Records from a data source
** BEGIN **

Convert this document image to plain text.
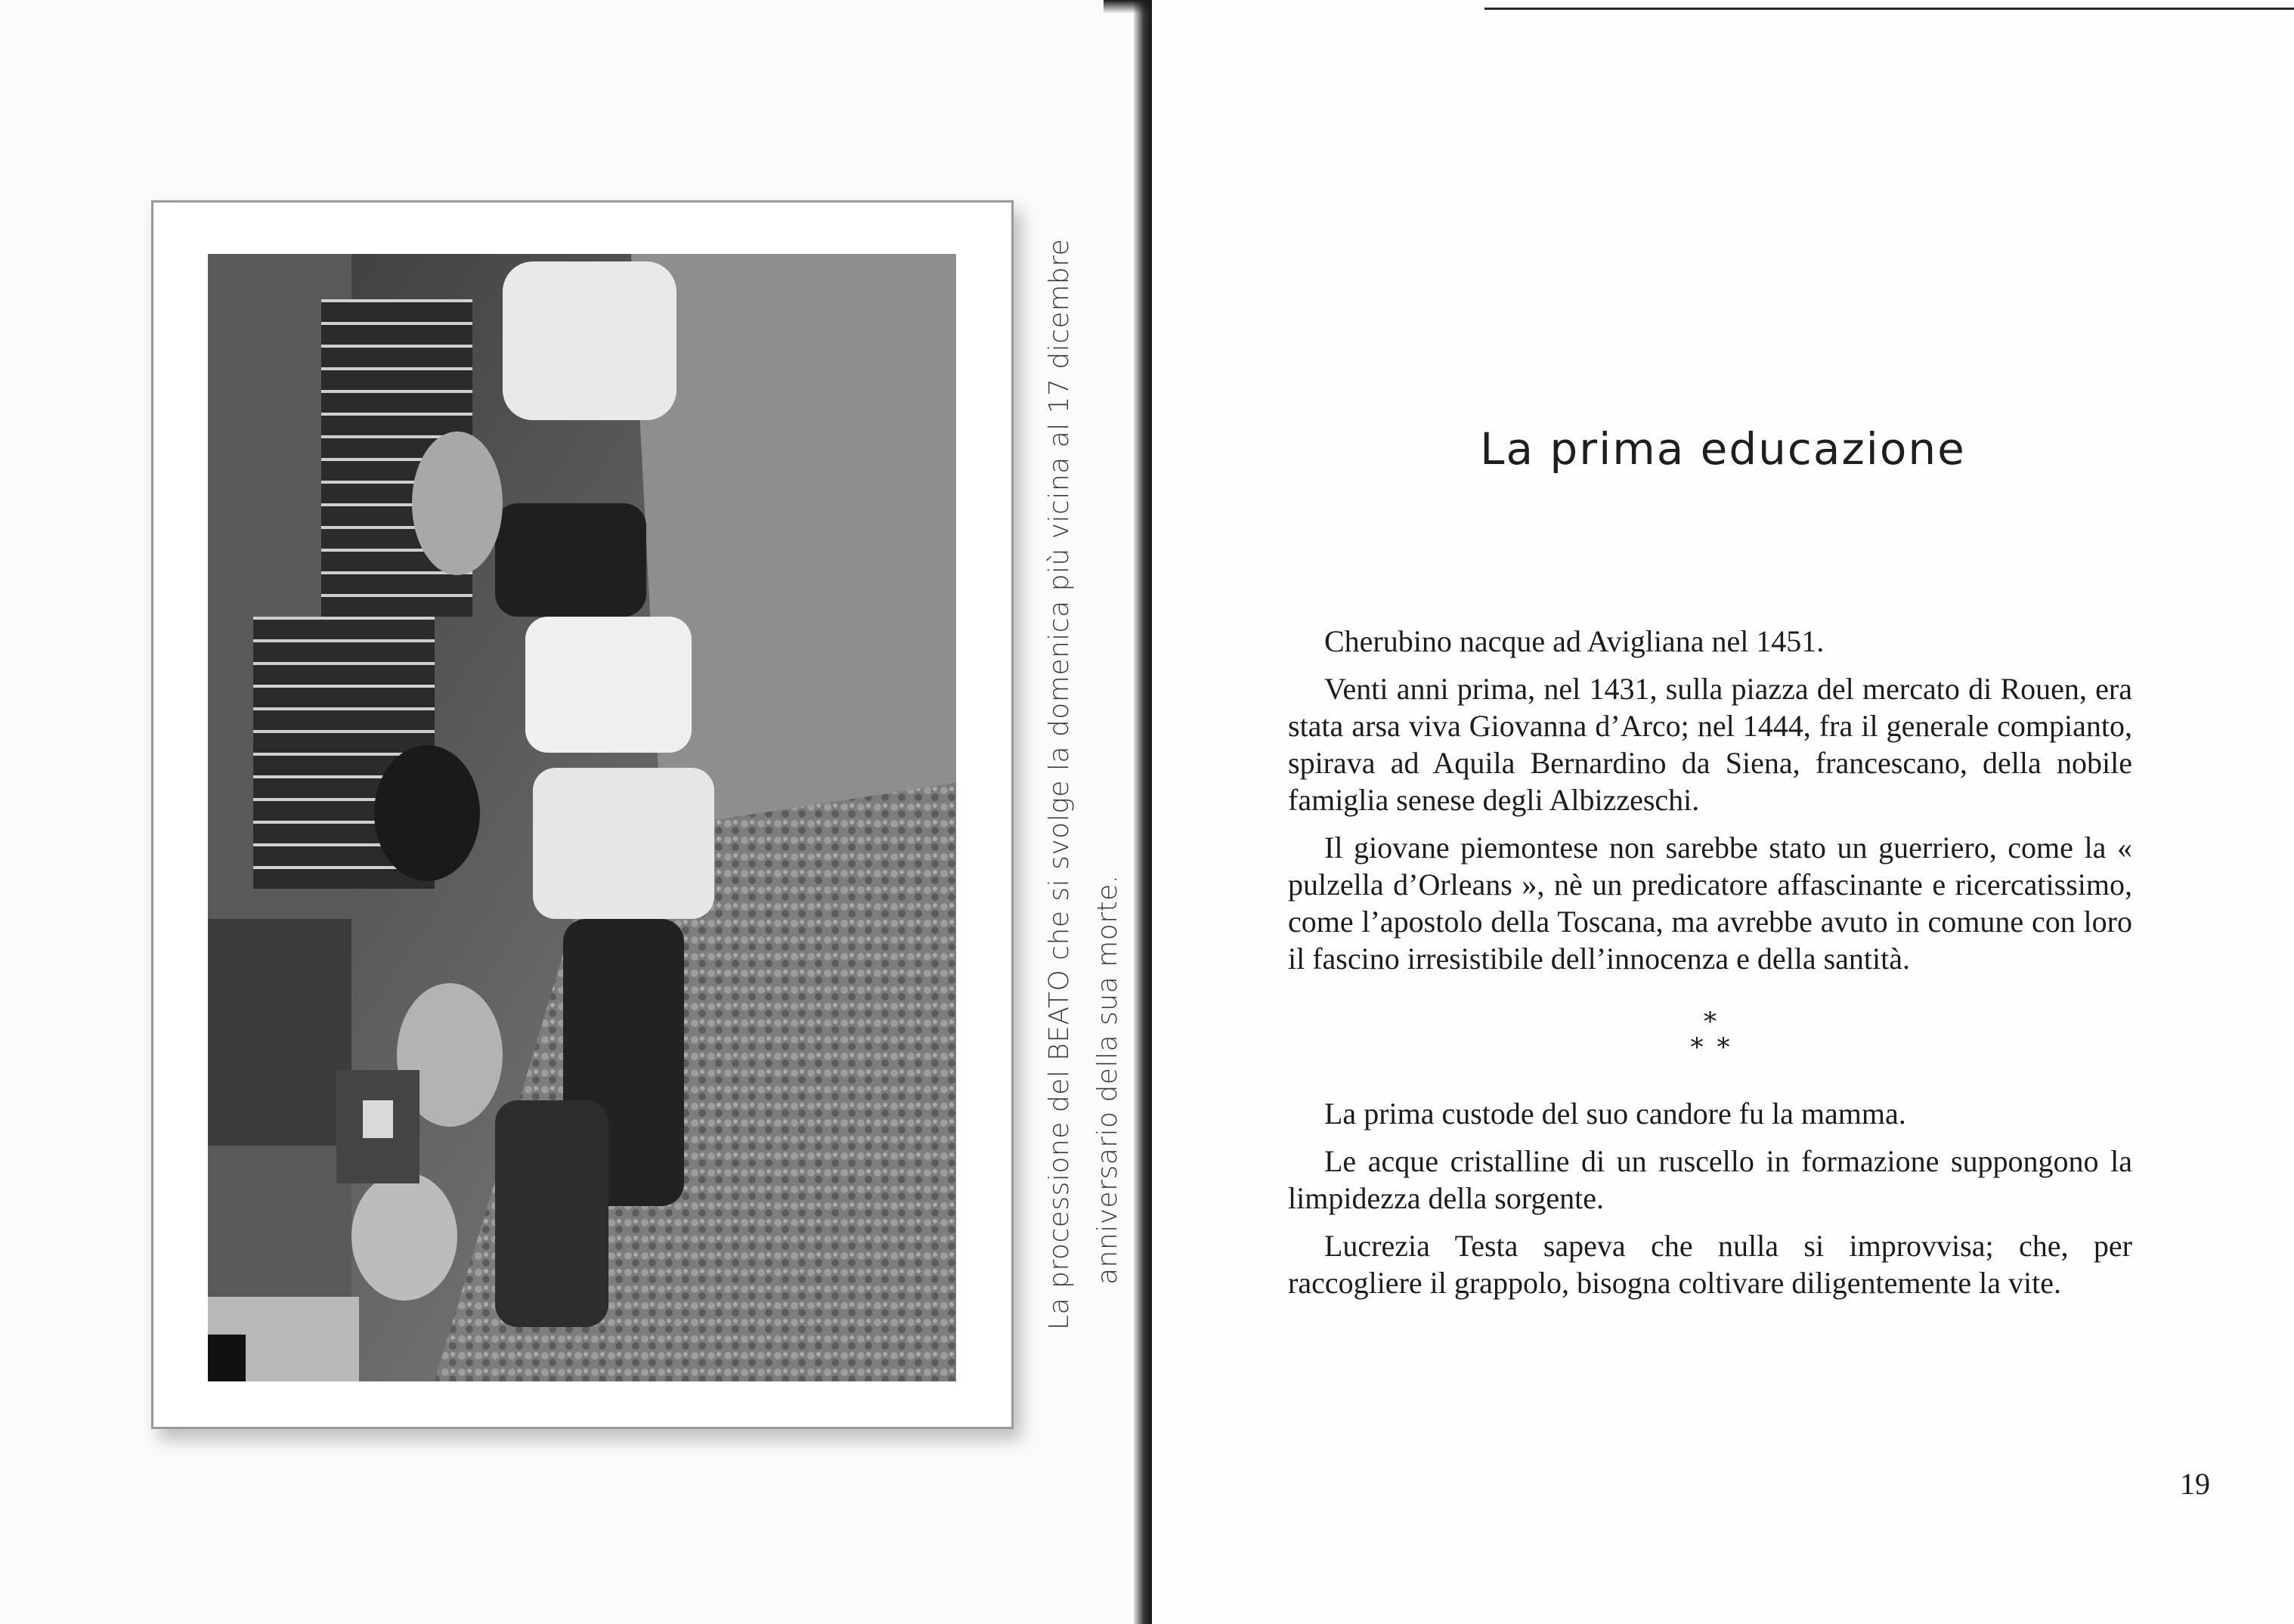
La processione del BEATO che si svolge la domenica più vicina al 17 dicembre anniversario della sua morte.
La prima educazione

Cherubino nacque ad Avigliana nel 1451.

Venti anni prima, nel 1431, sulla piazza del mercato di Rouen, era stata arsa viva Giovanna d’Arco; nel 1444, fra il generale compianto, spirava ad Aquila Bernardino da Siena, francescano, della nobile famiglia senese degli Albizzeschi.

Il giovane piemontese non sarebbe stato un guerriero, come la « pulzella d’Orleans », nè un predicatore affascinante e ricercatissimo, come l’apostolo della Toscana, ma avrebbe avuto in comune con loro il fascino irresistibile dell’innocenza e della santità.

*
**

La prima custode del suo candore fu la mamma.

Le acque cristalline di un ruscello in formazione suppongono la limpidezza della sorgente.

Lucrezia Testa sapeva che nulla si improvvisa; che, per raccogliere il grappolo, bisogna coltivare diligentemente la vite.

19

** END **
** BEGIN **

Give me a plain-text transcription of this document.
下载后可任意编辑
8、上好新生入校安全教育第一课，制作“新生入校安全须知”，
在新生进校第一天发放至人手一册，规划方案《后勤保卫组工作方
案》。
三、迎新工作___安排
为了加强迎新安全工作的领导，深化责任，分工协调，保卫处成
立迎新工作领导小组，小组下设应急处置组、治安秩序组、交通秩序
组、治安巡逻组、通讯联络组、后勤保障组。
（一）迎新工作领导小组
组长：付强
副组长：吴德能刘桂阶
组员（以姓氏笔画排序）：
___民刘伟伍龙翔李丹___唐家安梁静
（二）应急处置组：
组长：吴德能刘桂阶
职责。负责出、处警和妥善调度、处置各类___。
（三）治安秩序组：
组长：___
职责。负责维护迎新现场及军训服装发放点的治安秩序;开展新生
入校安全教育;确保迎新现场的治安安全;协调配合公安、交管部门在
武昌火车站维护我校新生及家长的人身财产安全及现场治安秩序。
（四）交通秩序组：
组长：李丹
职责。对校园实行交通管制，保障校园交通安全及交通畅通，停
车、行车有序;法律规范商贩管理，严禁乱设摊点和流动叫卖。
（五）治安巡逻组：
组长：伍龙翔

** END **

* [Your instructions]:
Locate all lines in the listing above with the word "document" and copy them.

* [Result of the exercise]:
Convert this document image to plain text.
Give me a plain-text transcription of this document.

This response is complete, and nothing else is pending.